EXERCISE TASK:
A faithful transcription of all the data is required.

**** DATA

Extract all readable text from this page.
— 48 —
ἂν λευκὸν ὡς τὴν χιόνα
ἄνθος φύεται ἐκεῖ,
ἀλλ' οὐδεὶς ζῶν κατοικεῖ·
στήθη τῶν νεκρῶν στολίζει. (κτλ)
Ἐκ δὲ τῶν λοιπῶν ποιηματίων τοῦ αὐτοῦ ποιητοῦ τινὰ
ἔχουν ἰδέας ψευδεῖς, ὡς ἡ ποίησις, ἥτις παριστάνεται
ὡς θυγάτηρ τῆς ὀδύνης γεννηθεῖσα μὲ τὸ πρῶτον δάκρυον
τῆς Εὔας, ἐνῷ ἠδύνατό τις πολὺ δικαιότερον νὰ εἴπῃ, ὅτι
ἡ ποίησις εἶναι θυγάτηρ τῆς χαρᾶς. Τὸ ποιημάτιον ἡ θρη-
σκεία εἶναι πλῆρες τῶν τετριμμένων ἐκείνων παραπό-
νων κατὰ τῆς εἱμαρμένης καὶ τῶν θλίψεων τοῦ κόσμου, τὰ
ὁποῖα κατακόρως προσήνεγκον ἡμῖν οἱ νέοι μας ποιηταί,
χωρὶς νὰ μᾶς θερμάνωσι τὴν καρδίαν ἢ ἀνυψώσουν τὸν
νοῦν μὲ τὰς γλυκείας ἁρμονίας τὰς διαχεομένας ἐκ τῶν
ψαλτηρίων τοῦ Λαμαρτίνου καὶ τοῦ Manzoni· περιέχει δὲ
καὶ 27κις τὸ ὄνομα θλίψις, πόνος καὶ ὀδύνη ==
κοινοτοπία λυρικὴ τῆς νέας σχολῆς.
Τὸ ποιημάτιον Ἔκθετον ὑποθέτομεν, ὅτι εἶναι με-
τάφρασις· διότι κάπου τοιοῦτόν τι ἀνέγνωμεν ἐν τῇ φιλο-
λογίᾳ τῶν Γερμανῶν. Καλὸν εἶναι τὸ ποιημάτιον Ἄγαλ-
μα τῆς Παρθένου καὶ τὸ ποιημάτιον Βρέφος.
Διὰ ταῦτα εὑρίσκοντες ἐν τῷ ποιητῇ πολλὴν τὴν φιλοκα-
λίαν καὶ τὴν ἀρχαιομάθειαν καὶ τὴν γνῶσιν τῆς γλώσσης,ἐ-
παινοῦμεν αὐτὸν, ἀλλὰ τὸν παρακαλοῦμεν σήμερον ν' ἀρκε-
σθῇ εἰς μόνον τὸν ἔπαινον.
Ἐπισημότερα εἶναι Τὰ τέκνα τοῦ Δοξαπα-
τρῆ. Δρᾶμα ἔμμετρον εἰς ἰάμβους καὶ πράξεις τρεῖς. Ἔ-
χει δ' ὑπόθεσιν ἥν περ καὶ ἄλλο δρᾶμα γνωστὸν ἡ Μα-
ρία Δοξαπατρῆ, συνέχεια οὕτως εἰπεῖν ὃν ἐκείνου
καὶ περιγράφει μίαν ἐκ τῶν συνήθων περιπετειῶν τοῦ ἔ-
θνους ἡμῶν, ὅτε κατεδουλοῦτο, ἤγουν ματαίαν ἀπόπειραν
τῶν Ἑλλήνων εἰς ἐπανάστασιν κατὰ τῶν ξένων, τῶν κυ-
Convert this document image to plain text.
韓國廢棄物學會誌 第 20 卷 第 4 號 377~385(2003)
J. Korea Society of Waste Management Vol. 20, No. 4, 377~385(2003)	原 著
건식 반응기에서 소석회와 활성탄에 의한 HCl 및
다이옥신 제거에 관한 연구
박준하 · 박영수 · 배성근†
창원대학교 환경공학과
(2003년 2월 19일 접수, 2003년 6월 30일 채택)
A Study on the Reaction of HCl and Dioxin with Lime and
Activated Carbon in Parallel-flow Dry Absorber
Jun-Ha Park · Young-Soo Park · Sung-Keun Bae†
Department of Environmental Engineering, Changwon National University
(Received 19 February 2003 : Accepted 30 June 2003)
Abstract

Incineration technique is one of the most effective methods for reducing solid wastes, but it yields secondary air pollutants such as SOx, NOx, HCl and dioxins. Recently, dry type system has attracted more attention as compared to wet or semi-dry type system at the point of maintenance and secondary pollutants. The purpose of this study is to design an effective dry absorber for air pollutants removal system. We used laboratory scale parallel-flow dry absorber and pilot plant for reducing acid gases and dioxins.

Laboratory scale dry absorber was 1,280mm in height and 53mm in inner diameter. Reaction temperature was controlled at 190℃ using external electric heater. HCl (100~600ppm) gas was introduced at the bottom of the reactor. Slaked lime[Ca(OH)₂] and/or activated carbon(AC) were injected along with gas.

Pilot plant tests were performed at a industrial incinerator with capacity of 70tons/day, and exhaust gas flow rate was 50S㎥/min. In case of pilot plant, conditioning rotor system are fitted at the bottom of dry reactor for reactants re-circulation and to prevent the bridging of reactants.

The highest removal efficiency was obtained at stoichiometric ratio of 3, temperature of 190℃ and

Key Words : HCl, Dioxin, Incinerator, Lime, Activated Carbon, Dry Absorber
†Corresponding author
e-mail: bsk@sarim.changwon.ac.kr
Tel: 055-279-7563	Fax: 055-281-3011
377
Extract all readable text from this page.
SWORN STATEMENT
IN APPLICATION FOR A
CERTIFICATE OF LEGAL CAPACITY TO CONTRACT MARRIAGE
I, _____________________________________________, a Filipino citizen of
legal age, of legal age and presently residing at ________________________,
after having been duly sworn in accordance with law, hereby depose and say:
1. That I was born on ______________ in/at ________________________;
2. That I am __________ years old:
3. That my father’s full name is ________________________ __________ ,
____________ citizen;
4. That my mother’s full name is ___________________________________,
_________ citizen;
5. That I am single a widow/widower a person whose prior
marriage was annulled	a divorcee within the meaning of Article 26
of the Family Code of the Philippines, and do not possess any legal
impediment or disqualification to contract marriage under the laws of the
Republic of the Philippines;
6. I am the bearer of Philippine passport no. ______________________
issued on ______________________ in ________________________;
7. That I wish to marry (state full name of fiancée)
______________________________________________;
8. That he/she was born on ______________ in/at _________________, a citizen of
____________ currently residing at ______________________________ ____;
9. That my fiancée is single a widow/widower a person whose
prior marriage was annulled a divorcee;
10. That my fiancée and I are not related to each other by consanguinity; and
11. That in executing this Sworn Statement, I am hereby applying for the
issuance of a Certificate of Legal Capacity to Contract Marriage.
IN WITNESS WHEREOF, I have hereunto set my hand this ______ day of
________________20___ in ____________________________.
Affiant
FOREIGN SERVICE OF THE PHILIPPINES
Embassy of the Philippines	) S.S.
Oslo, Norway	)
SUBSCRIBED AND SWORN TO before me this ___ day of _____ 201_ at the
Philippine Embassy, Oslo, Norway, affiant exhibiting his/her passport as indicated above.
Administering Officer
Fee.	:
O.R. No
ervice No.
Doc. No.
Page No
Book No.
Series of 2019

********

WORKED ANSWER:
Extract all readable text from this page.
— 48 —
ἂν λευκὸν ὡς τὴν χιόνα
ἄνθος φύεται ἐκεῖ,
ἀλλ' οὐδεὶς ζῶν κατοικεῖ·
στήθη τῶν νεκρῶν στολίζει. (κτλ)
Ἐκ δὲ τῶν λοιπῶν ποιηματίων τοῦ αὐτοῦ ποιητοῦ τινὰ
ἔχουν ἰδέας ψευδεῖς, ὡς ἡ ποίησις, ἥτις παριστάνεται
ὡς θυγάτηρ τῆς ὀδύνης γεννηθεῖσα μὲ τὸ πρῶτον δάκρυον
τῆς Εὔας, ἐνῷ ἠδύνατό τις πολὺ δικαιότερον νὰ εἴπῃ, ὅτι
ἡ ποίησις εἶναι θυγάτηρ τῆς χαρᾶς. Τὸ ποιημάτιον ἡ θρη-
σκεία εἶναι πλῆρες τῶν τετριμμένων ἐκείνων παραπό-
νων κατὰ τῆς εἱμαρμένης καὶ τῶν θλίψεων τοῦ κόσμου, τὰ
ὁποῖα κατακόρως προσήνεγκον ἡμῖν οἱ νέοι μας ποιηταί,
χωρὶς νὰ μᾶς θερμάνωσι τὴν καρδίαν ἢ ἀνυψώσουν τὸν
νοῦν μὲ τὰς γλυκείας ἁρμονίας τὰς διαχεομένας ἐκ τῶν
ψαλτηρίων τοῦ Λαμαρτίνου καὶ τοῦ Manzoni· περιέχει δὲ
καὶ 27κις τὸ ὄνομα θλίψις, πόνος καὶ ὀδύνη ==
κοινοτοπία λυρικὴ τῆς νέας σχολῆς.
Τὸ ποιημάτιον Ἔκθετον ὑποθέτομεν, ὅτι εἶναι με-
τάφρασις· διότι κάπου τοιοῦτόν τι ἀνέγνωμεν ἐν τῇ φιλο-
λογίᾳ τῶν Γερμανῶν. Καλὸν εἶναι τὸ ποιημάτιον Ἄγαλ-
μα τῆς Παρθένου καὶ τὸ ποιημάτιον Βρέφος.
Διὰ ταῦτα εὑρίσκοντες ἐν τῷ ποιητῇ πολλὴν τὴν φιλοκα-
λίαν καὶ τὴν ἀρχαιομάθειαν καὶ τὴν γνῶσιν τῆς γλώσσης,ἐ-
παινοῦμεν αὐτὸν, ἀλλὰ τὸν παρακαλοῦμεν σήμερον ν' ἀρκε-
σθῇ εἰς μόνον τὸν ἔπαινον.
Ἐπισημότερα εἶναι Τὰ τέκνα τοῦ Δοξαπα-
τρῆ. Δρᾶμα ἔμμετρον εἰς ἰάμβους καὶ πράξεις τρεῖς. Ἔ-
χει δ' ὑπόθεσιν ἥν περ καὶ ἄλλο δρᾶμα γνωστὸν ἡ Μα-
ρία Δοξαπατρῆ, συνέχεια οὕτως εἰπεῖν ὃν ἐκείνου
καὶ περιγράφει μίαν ἐκ τῶν συνήθων περιπετειῶν τοῦ ἔ-
θνους ἡμῶν, ὅτε κατεδουλοῦτο, ἤγουν ματαίαν ἀπόπειραν
τῶν Ἑλλήνων εἰς ἐπανάστασιν κατὰ τῶν ξένων, τῶν κυ-
Convert this document image to plain text.
韓國廢棄物學會誌 第 20 卷 第 4 號 377~385(2003)
J. Korea Society of Waste Management Vol. 20, No. 4, 377~385(2003)	原 著
건식 반응기에서 소석회와 활성탄에 의한 HCl 및
다이옥신 제거에 관한 연구
박준하 · 박영수 · 배성근†
창원대학교 환경공학과
(2003년 2월 19일 접수, 2003년 6월 30일 채택)
A Study on the Reaction of HCl and Dioxin with Lime and
Activated Carbon in Parallel-flow Dry Absorber
Jun-Ha Park · Young-Soo Park · Sung-Keun Bae†
Department of Environmental Engineering, Changwon National University
(Received 19 February 2003 : Accepted 30 June 2003)
Abstract

Incineration technique is one of the most effective methods for reducing solid wastes, but it yields secondary air pollutants such as SOx, NOx, HCl and dioxins. Recently, dry type system has attracted more attention as compared to wet or semi-dry type system at the point of maintenance and secondary pollutants. The purpose of this study is to design an effective dry absorber for air pollutants removal system. We used laboratory scale parallel-flow dry absorber and pilot plant for reducing acid gases and dioxins.

Laboratory scale dry absorber was 1,280mm in height and 53mm in inner diameter. Reaction temperature was controlled at 190℃ using external electric heater. HCl (100~600ppm) gas was introduced at the bottom of the reactor. Slaked lime[Ca(OH)₂] and/or activated carbon(AC) were injected along with gas.

Pilot plant tests were performed at a industrial incinerator with capacity of 70tons/day, and exhaust gas flow rate was 50S㎥/min. In case of pilot plant, conditioning rotor system are fitted at the bottom of dry reactor for reactants re-circulation and to prevent the bridging of reactants.

The highest removal efficiency was obtained at stoichiometric ratio of 3, temperature of 190℃ and

Key Words : HCl, Dioxin, Incinerator, Lime, Activated Carbon, Dry Absorber
†Corresponding author
e-mail: bsk@sarim.changwon.ac.kr
Tel: 055-279-7563	Fax: 055-281-3011
377
Extract all readable text from this page.
SWORN STATEMENT
IN APPLICATION FOR A
CERTIFICATE OF LEGAL CAPACITY TO CONTRACT MARRIAGE
I, _____________________________________________, a Filipino citizen of
legal age, of legal age and presently residing at ________________________,
after having been duly sworn in accordance with law, hereby depose and say:
1. That I was born on ______________ in/at ________________________;
2. That I am __________ years old:
3. That my father’s full name is ________________________ __________ ,
____________ citizen;
4. That my mother’s full name is ___________________________________,
_________ citizen;
5. That I am single a widow/widower a person whose prior
marriage was annulled	a divorcee within the meaning of Article 26
of the Family Code of the Philippines, and do not possess any legal
impediment or disqualification to contract marriage under the laws of the
Republic of the Philippines;
6. I am the bearer of Philippine passport no. ______________________
issued on ______________________ in ________________________;
7. That I wish to marry (state full name of fiancée)
______________________________________________;
8. That he/she was born on ______________ in/at _________________, a citizen of
____________ currently residing at ______________________________ ____;
9. That my fiancée is single a widow/widower a person whose
prior marriage was annulled a divorcee;
10. That my fiancée and I are not related to each other by consanguinity; and
11. That in executing this Sworn Statement, I am hereby applying for the
issuance of a Certificate of Legal Capacity to Contract Marriage.
IN WITNESS WHEREOF, I have hereunto set my hand this ______ day of
________________20___ in ____________________________.
Affiant
FOREIGN SERVICE OF THE PHILIPPINES
Embassy of the Philippines	) S.S.
Oslo, Norway	)
SUBSCRIBED AND SWORN TO before me this ___ day of _____ 201_ at the
Philippine Embassy, Oslo, Norway, affiant exhibiting his/her passport as indicated above.
Administering Officer
Fee.	:
O.R. No
ervice No.
Doc. No.
Page No
Book No.
Series of 2019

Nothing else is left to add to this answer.